Can you transcribe the data exactly? Leave the pictures out.
= = =
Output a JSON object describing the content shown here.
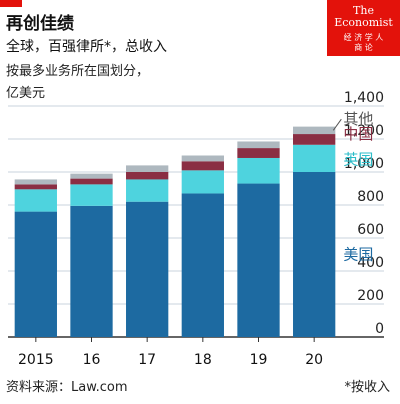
{
  "header": {
    "title": "再创佳绩",
    "subtitle": "全球，百强律所*，总收入",
    "note_line1": "按最多业务所在国划分，",
    "note_line2": "亿美元"
  },
  "logo": {
    "line1": "The",
    "line2": "Economist",
    "line3": "经 济 学 人",
    "line4": "商 论"
  },
  "footer": {
    "source": "资料来源：Law.com",
    "footnote": "*按收入"
  },
  "colors": {
    "us": "#1d6aa1",
    "uk": "#4ed3de",
    "china": "#8a2e43",
    "other": "#aeb8bf",
    "label_other": "#555555",
    "label_china": "#8a2e43",
    "label_uk": "#2cbdc9",
    "label_us": "#1d6aa1"
  },
  "chart_data": {
    "type": "bar",
    "stacked": true,
    "categories": [
      "2015",
      "16",
      "17",
      "18",
      "19",
      "20"
    ],
    "series": [
      {
        "name": "美国",
        "values": [
          760,
          795,
          820,
          870,
          930,
          1000
        ]
      },
      {
        "name": "英国",
        "values": [
          135,
          130,
          135,
          140,
          155,
          165
        ]
      },
      {
        "name": "中国",
        "values": [
          30,
          35,
          45,
          55,
          60,
          65
        ]
      },
      {
        "name": "其他",
        "values": [
          30,
          30,
          40,
          35,
          40,
          45
        ]
      }
    ],
    "ylim": [
      0,
      1400
    ],
    "yticks": [
      0,
      200,
      400,
      600,
      800,
      1000,
      1200,
      1400
    ],
    "ytick_labels": [
      "0",
      "200",
      "400",
      "600",
      "800",
      "1,000",
      "1,200",
      "1,400"
    ],
    "grid": true
  }
}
= = =
FINISHED ANSWER:
Output a JSON object describing the content shown here.
{
  "header": {
    "title": "再创佳绩",
    "subtitle": "全球，百强律所*，总收入",
    "note_line1": "按最多业务所在国划分，",
    "note_line2": "亿美元"
  },
  "logo": {
    "line1": "The",
    "line2": "Economist",
    "line3": "经 济 学 人",
    "line4": "商 论"
  },
  "footer": {
    "source": "资料来源：Law.com",
    "footnote": "*按收入"
  },
  "colors": {
    "us": "#1d6aa1",
    "uk": "#4ed3de",
    "china": "#8a2e43",
    "other": "#aeb8bf",
    "label_other": "#555555",
    "label_china": "#8a2e43",
    "label_uk": "#2cbdc9",
    "label_us": "#1d6aa1"
  },
  "chart_data": {
    "type": "bar",
    "stacked": true,
    "categories": [
      "2015",
      "16",
      "17",
      "18",
      "19",
      "20"
    ],
    "series": [
      {
        "name": "美国",
        "values": [
          760,
          795,
          820,
          870,
          930,
          1000
        ]
      },
      {
        "name": "英国",
        "values": [
          135,
          130,
          135,
          140,
          155,
          165
        ]
      },
      {
        "name": "中国",
        "values": [
          30,
          35,
          45,
          55,
          60,
          65
        ]
      },
      {
        "name": "其他",
        "values": [
          30,
          30,
          40,
          35,
          40,
          45
        ]
      }
    ],
    "ylim": [
      0,
      1400
    ],
    "yticks": [
      0,
      200,
      400,
      600,
      800,
      1000,
      1200,
      1400
    ],
    "ytick_labels": [
      "0",
      "200",
      "400",
      "600",
      "800",
      "1,000",
      "1,200",
      "1,400"
    ],
    "grid": true
  }
}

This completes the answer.